* **What you have to do**
Repeat the entire listing exactly.

* **Data shown**
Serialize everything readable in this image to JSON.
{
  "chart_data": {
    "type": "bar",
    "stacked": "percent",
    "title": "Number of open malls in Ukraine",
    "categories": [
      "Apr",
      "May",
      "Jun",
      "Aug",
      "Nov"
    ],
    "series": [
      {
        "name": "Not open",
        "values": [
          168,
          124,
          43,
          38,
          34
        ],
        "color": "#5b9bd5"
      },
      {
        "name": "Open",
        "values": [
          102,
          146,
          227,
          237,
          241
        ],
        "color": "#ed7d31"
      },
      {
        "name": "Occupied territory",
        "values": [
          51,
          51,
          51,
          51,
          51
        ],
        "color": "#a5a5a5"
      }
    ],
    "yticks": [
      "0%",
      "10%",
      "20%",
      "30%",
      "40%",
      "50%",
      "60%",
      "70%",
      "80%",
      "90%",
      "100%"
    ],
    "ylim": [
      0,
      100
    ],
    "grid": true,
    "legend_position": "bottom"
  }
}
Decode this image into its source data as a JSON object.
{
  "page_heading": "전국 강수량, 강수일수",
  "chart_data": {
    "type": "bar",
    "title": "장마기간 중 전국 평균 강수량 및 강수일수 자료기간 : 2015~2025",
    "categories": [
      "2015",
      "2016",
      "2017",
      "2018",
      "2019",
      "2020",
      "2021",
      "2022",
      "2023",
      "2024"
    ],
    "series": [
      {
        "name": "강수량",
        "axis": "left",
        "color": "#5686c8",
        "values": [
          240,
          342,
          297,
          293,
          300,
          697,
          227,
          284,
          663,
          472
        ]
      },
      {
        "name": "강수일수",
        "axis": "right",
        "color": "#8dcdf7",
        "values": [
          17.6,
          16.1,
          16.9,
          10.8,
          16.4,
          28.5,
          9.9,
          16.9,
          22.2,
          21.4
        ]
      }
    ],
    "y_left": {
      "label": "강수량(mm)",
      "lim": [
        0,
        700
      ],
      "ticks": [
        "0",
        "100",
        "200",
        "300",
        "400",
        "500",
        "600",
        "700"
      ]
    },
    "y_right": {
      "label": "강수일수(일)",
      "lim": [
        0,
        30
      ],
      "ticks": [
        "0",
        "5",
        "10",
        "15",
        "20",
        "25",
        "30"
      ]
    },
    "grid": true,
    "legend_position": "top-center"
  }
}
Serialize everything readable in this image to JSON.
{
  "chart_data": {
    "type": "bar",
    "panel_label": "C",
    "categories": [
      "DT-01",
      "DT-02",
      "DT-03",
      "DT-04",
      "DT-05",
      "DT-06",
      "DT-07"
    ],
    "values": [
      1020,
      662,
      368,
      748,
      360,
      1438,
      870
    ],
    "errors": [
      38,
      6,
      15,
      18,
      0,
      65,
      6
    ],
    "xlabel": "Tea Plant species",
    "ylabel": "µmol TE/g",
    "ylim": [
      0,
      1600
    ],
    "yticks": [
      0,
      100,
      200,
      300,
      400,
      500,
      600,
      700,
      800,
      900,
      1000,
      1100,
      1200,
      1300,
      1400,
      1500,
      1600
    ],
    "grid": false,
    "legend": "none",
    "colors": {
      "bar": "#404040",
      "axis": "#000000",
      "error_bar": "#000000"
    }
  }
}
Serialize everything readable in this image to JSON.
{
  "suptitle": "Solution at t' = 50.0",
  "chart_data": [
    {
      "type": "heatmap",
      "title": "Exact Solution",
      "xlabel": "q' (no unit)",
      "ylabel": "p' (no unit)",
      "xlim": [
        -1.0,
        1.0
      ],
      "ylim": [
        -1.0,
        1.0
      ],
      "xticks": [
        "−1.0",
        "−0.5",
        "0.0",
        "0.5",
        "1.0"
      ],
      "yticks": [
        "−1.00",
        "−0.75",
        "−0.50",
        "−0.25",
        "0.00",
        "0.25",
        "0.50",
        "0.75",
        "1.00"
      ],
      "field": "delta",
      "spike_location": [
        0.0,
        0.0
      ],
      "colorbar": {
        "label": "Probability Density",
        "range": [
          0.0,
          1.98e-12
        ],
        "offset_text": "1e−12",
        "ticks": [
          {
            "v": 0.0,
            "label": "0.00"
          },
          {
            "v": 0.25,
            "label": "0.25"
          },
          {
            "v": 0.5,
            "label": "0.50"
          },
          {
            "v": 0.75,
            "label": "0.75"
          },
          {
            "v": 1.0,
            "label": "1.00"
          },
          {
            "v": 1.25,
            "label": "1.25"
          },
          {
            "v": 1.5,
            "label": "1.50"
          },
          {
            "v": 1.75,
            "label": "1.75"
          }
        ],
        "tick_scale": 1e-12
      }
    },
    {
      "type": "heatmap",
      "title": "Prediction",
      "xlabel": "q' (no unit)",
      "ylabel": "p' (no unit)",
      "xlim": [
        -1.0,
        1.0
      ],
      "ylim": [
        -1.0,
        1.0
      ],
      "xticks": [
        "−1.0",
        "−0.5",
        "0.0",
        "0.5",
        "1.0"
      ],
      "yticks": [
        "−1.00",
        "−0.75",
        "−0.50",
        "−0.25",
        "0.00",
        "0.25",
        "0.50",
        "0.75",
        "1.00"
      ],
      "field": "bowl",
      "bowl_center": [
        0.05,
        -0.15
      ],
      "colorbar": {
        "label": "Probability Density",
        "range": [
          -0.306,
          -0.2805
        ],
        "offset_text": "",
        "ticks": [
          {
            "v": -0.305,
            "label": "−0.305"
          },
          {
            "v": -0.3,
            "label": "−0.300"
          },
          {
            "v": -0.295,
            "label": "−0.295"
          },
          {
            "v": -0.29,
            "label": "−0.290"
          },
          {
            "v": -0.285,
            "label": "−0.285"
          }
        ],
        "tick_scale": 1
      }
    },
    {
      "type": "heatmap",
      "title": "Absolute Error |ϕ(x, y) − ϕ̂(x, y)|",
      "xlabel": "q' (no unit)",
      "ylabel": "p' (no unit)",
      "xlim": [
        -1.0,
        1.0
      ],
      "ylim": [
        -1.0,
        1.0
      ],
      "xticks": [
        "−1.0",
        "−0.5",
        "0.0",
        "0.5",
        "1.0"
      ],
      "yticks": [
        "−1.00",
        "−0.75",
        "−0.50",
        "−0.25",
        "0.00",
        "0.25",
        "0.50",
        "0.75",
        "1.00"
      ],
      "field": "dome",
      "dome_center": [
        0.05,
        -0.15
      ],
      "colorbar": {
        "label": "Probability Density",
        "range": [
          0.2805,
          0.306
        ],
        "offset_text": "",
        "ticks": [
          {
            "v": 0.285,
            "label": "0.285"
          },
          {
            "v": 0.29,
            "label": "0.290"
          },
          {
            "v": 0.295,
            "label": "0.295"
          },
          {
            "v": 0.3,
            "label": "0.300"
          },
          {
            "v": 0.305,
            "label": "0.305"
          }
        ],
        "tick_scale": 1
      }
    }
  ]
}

* **Result**
Serialize everything readable in this image to JSON.
{
  "chart_data": {
    "type": "bar",
    "stacked": "percent",
    "title": "Number of open malls in Ukraine",
    "categories": [
      "Apr",
      "May",
      "Jun",
      "Aug",
      "Nov"
    ],
    "series": [
      {
        "name": "Not open",
        "values": [
          168,
          124,
          43,
          38,
          34
        ],
        "color": "#5b9bd5"
      },
      {
        "name": "Open",
        "values": [
          102,
          146,
          227,
          237,
          241
        ],
        "color": "#ed7d31"
      },
      {
        "name": "Occupied territory",
        "values": [
          51,
          51,
          51,
          51,
          51
        ],
        "color": "#a5a5a5"
      }
    ],
    "yticks": [
      "0%",
      "10%",
      "20%",
      "30%",
      "40%",
      "50%",
      "60%",
      "70%",
      "80%",
      "90%",
      "100%"
    ],
    "ylim": [
      0,
      100
    ],
    "grid": true,
    "legend_position": "bottom"
  }
}
Decode this image into its source data as a JSON object.
{
  "page_heading": "전국 강수량, 강수일수",
  "chart_data": {
    "type": "bar",
    "title": "장마기간 중 전국 평균 강수량 및 강수일수 자료기간 : 2015~2025",
    "categories": [
      "2015",
      "2016",
      "2017",
      "2018",
      "2019",
      "2020",
      "2021",
      "2022",
      "2023",
      "2024"
    ],
    "series": [
      {
        "name": "강수량",
        "axis": "left",
        "color": "#5686c8",
        "values": [
          240,
          342,
          297,
          293,
          300,
          697,
          227,
          284,
          663,
          472
        ]
      },
      {
        "name": "강수일수",
        "axis": "right",
        "color": "#8dcdf7",
        "values": [
          17.6,
          16.1,
          16.9,
          10.8,
          16.4,
          28.5,
          9.9,
          16.9,
          22.2,
          21.4
        ]
      }
    ],
    "y_left": {
      "label": "강수량(mm)",
      "lim": [
        0,
        700
      ],
      "ticks": [
        "0",
        "100",
        "200",
        "300",
        "400",
        "500",
        "600",
        "700"
      ]
    },
    "y_right": {
      "label": "강수일수(일)",
      "lim": [
        0,
        30
      ],
      "ticks": [
        "0",
        "5",
        "10",
        "15",
        "20",
        "25",
        "30"
      ]
    },
    "grid": true,
    "legend_position": "top-center"
  }
}
Serialize everything readable in this image to JSON.
{
  "chart_data": {
    "type": "bar",
    "panel_label": "C",
    "categories": [
      "DT-01",
      "DT-02",
      "DT-03",
      "DT-04",
      "DT-05",
      "DT-06",
      "DT-07"
    ],
    "values": [
      1020,
      662,
      368,
      748,
      360,
      1438,
      870
    ],
    "errors": [
      38,
      6,
      15,
      18,
      0,
      65,
      6
    ],
    "xlabel": "Tea Plant species",
    "ylabel": "µmol TE/g",
    "ylim": [
      0,
      1600
    ],
    "yticks": [
      0,
      100,
      200,
      300,
      400,
      500,
      600,
      700,
      800,
      900,
      1000,
      1100,
      1200,
      1300,
      1400,
      1500,
      1600
    ],
    "grid": false,
    "legend": "none",
    "colors": {
      "bar": "#404040",
      "axis": "#000000",
      "error_bar": "#000000"
    }
  }
}
Serialize everything readable in this image to JSON.
{
  "suptitle": "Solution at t' = 50.0",
  "chart_data": [
    {
      "type": "heatmap",
      "title": "Exact Solution",
      "xlabel": "q' (no unit)",
      "ylabel": "p' (no unit)",
      "xlim": [
        -1.0,
        1.0
      ],
      "ylim": [
        -1.0,
        1.0
      ],
      "xticks": [
        "−1.0",
        "−0.5",
        "0.0",
        "0.5",
        "1.0"
      ],
      "yticks": [
        "−1.00",
        "−0.75",
        "−0.50",
        "−0.25",
        "0.00",
        "0.25",
        "0.50",
        "0.75",
        "1.00"
      ],
      "field": "delta",
      "spike_location": [
        0.0,
        0.0
      ],
      "colorbar": {
        "label": "Probability Density",
        "range": [
          0.0,
          1.98e-12
        ],
        "offset_text": "1e−12",
        "ticks": [
          {
            "v": 0.0,
            "label": "0.00"
          },
          {
            "v": 0.25,
            "label": "0.25"
          },
          {
            "v": 0.5,
            "label": "0.50"
          },
          {
            "v": 0.75,
            "label": "0.75"
          },
          {
            "v": 1.0,
            "label": "1.00"
          },
          {
            "v": 1.25,
            "label": "1.25"
          },
          {
            "v": 1.5,
            "label": "1.50"
          },
          {
            "v": 1.75,
            "label": "1.75"
          }
        ],
        "tick_scale": 1e-12
      }
    },
    {
      "type": "heatmap",
      "title": "Prediction",
      "xlabel": "q' (no unit)",
      "ylabel": "p' (no unit)",
      "xlim": [
        -1.0,
        1.0
      ],
      "ylim": [
        -1.0,
        1.0
      ],
      "xticks": [
        "−1.0",
        "−0.5",
        "0.0",
        "0.5",
        "1.0"
      ],
      "yticks": [
        "−1.00",
        "−0.75",
        "−0.50",
        "−0.25",
        "0.00",
        "0.25",
        "0.50",
        "0.75",
        "1.00"
      ],
      "field": "bowl",
      "bowl_center": [
        0.05,
        -0.15
      ],
      "colorbar": {
        "label": "Probability Density",
        "range": [
          -0.306,
          -0.2805
        ],
        "offset_text": "",
        "ticks": [
          {
            "v": -0.305,
            "label": "−0.305"
          },
          {
            "v": -0.3,
            "label": "−0.300"
          },
          {
            "v": -0.295,
            "label": "−0.295"
          },
          {
            "v": -0.29,
            "label": "−0.290"
          },
          {
            "v": -0.285,
            "label": "−0.285"
          }
        ],
        "tick_scale": 1
      }
    },
    {
      "type": "heatmap",
      "title": "Absolute Error |ϕ(x, y) − ϕ̂(x, y)|",
      "xlabel": "q' (no unit)",
      "ylabel": "p' (no unit)",
      "xlim": [
        -1.0,
        1.0
      ],
      "ylim": [
        -1.0,
        1.0
      ],
      "xticks": [
        "−1.0",
        "−0.5",
        "0.0",
        "0.5",
        "1.0"
      ],
      "yticks": [
        "−1.00",
        "−0.75",
        "−0.50",
        "−0.25",
        "0.00",
        "0.25",
        "0.50",
        "0.75",
        "1.00"
      ],
      "field": "dome",
      "dome_center": [
        0.05,
        -0.15
      ],
      "colorbar": {
        "label": "Probability Density",
        "range": [
          0.2805,
          0.306
        ],
        "offset_text": "",
        "ticks": [
          {
            "v": 0.285,
            "label": "0.285"
          },
          {
            "v": 0.29,
            "label": "0.290"
          },
          {
            "v": 0.295,
            "label": "0.295"
          },
          {
            "v": 0.3,
            "label": "0.300"
          },
          {
            "v": 0.305,
            "label": "0.305"
          }
        ],
        "tick_scale": 1
      }
    }
  ]
}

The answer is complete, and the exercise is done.